** To be done **
Find all the lines with "this" and gather them.

[Saved entries]
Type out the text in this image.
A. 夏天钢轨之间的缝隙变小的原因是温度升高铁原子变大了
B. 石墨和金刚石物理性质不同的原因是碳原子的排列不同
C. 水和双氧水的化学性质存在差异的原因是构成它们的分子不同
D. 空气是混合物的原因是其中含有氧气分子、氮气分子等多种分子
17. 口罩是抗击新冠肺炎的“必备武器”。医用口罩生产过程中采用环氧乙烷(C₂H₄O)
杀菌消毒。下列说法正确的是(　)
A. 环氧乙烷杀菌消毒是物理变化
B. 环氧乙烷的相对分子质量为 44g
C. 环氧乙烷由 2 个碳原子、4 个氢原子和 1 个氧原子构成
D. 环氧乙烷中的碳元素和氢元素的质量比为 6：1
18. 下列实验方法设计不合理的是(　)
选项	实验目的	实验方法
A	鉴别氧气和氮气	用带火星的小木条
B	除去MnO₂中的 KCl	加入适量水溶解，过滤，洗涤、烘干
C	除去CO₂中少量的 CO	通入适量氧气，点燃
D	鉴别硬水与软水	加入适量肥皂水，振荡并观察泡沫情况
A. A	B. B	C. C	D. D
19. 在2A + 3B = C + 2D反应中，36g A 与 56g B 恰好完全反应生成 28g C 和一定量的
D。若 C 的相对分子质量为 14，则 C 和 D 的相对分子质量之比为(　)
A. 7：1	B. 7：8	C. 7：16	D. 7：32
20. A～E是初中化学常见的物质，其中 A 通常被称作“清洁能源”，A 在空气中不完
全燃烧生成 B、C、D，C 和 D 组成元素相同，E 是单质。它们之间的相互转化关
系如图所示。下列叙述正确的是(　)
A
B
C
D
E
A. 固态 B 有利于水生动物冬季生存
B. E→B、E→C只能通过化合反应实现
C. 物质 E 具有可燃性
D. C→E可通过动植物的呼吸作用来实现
...
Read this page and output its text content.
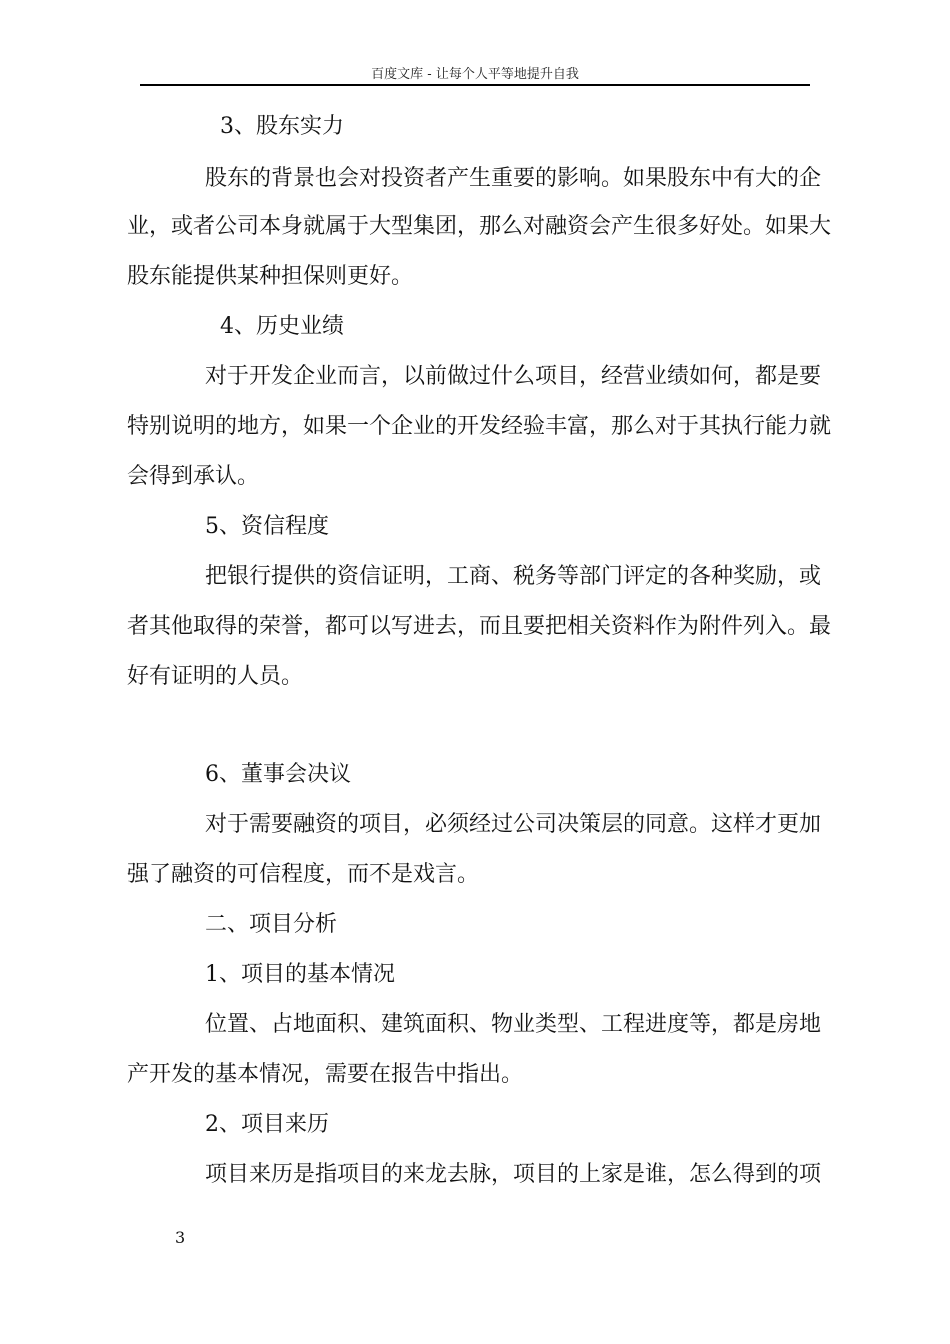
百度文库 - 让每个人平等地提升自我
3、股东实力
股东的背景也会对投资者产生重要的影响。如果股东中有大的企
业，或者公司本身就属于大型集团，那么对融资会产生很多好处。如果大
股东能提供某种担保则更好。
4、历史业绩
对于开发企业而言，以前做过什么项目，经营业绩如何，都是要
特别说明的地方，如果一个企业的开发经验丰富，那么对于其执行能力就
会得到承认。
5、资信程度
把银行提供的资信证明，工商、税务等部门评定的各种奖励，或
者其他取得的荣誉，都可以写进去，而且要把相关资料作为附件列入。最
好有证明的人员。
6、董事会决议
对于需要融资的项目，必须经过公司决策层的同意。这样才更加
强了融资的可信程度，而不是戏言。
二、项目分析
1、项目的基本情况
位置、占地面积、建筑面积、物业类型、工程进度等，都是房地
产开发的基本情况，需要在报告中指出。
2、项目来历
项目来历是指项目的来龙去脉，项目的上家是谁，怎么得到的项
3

** Result of the task **
Type out the text in this image.
Read this page and output its text content.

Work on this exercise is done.